[BEGIN Records to process]

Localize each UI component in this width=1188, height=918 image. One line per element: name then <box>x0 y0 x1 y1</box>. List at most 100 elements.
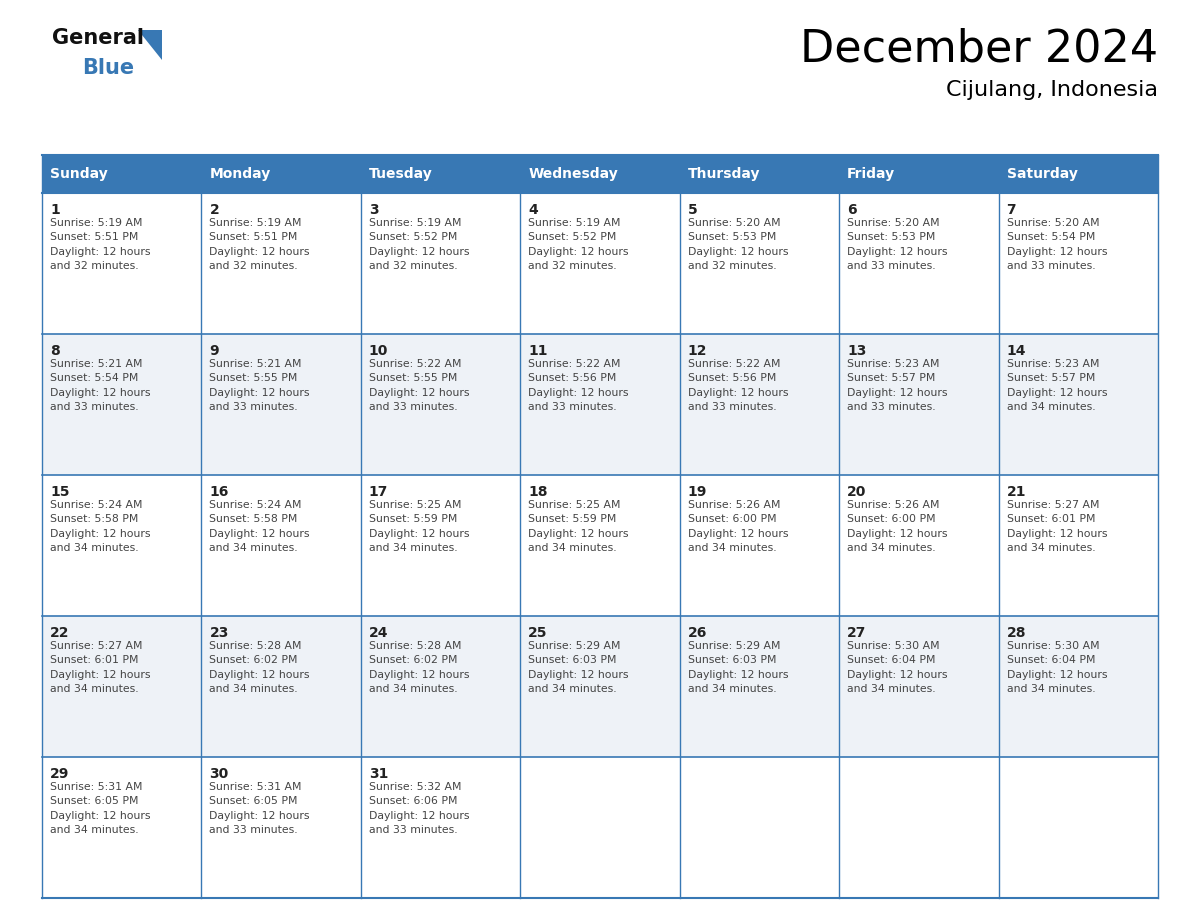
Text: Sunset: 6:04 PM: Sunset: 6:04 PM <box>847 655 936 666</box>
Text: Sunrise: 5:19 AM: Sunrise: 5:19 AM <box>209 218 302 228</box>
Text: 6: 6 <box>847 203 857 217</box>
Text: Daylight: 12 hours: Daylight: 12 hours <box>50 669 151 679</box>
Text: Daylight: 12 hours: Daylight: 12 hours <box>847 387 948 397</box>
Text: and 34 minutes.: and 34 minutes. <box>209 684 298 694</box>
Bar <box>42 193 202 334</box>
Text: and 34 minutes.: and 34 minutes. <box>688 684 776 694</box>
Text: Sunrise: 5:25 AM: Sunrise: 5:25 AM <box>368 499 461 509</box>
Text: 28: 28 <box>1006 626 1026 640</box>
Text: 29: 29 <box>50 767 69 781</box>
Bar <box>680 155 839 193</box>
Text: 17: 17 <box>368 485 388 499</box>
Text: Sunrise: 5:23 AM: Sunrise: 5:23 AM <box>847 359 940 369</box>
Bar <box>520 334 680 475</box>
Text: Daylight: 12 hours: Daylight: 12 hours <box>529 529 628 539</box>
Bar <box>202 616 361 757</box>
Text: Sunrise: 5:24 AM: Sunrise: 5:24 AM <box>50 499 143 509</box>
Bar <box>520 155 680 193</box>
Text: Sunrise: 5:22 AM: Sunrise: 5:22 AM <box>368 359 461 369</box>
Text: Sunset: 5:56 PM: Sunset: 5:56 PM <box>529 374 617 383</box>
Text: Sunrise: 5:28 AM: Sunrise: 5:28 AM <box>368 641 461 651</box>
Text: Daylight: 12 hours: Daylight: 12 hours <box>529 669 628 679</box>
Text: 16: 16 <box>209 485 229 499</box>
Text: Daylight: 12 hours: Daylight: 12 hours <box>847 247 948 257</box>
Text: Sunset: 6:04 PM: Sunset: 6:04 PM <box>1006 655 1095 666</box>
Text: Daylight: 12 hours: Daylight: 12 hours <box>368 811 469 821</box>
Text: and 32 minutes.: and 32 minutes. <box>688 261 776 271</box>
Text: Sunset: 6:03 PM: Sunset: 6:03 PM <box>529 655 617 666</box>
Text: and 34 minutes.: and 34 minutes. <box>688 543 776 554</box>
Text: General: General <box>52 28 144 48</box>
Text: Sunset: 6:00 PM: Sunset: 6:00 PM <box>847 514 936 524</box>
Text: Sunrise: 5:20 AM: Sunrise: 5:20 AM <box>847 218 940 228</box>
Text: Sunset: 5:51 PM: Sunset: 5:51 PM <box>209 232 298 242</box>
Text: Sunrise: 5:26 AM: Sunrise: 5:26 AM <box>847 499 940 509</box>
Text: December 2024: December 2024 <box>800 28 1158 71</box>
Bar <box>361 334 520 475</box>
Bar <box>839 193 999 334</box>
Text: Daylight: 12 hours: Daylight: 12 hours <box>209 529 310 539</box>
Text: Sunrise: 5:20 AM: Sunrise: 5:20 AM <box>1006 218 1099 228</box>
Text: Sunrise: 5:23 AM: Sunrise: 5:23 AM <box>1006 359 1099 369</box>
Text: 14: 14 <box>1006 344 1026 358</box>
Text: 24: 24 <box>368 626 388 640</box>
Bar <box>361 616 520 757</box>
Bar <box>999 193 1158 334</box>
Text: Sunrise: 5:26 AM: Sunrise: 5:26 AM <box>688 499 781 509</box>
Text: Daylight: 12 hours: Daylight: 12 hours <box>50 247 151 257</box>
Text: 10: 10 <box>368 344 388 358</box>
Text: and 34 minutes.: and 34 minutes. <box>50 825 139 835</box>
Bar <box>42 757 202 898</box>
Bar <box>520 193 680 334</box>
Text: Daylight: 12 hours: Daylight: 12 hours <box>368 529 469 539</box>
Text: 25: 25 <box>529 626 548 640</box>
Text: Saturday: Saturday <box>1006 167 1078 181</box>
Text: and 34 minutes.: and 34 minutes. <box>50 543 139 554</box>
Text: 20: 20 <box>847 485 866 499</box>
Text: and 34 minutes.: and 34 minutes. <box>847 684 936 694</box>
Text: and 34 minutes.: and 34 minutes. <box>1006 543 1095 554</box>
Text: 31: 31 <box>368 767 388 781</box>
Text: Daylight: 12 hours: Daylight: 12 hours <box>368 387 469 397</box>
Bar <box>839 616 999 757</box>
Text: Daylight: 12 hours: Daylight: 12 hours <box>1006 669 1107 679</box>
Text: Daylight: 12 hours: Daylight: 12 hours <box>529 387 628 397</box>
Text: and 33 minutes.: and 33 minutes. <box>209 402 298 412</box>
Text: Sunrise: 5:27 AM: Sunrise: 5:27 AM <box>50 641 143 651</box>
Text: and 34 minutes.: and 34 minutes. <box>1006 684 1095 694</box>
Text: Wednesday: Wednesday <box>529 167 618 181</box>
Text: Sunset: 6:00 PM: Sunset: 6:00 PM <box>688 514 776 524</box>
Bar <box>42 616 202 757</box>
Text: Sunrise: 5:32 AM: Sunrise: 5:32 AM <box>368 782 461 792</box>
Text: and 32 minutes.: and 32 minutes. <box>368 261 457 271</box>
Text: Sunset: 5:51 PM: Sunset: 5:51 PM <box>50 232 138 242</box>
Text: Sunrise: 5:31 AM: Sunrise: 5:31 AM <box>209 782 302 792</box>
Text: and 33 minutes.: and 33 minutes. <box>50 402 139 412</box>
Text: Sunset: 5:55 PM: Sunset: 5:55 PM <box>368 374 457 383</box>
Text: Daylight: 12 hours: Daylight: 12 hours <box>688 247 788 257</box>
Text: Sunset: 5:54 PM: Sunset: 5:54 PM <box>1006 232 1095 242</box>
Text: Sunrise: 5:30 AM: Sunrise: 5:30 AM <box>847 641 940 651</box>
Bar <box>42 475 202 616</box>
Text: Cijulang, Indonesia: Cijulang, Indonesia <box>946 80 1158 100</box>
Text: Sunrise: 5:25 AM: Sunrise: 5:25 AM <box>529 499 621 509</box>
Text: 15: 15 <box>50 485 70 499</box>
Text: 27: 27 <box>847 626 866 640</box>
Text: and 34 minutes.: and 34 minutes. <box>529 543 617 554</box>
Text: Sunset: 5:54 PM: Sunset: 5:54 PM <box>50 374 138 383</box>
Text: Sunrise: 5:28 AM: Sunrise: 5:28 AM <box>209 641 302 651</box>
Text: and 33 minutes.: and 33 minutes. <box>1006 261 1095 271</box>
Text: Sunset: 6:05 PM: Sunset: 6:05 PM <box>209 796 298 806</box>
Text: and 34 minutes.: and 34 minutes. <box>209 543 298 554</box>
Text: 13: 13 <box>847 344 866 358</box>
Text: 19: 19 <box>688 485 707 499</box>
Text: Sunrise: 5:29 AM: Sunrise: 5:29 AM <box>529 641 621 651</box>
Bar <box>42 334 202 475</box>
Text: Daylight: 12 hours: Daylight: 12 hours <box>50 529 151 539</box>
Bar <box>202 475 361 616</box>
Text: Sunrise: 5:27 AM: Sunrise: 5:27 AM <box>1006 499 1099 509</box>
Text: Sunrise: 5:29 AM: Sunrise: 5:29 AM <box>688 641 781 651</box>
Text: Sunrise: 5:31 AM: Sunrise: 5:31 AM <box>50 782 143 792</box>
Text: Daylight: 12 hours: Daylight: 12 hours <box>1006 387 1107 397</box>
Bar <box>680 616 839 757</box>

[END Records to process]

### What to produce
Rewrite the entries from the line containing "Text: Sunset: 6:04 PM: Sunset: 6:04 PM <box>847" through the line containing "Text: and 34 minutes.: and 34 minutes. <box>688 684", changing "Daylight" to "Day length" and keeping everything else the same.

### Exercise result
Text: Sunset: 6:04 PM: Sunset: 6:04 PM <box>847 655 936 666</box>
Text: Sunrise: 5:19 AM: Sunrise: 5:19 AM <box>209 218 302 228</box>
Text: 6: 6 <box>847 203 857 217</box>
Text: Day length: 12 hours: Day length: 12 hours <box>50 669 151 679</box>
Text: Day length: 12 hours: Day length: 12 hours <box>847 387 948 397</box>
Text: and 34 minutes.: and 34 minutes. <box>209 684 298 694</box>
Bar <box>42 193 202 334</box>
Text: and 34 minutes.: and 34 minutes. <box>688 684 776 694</box>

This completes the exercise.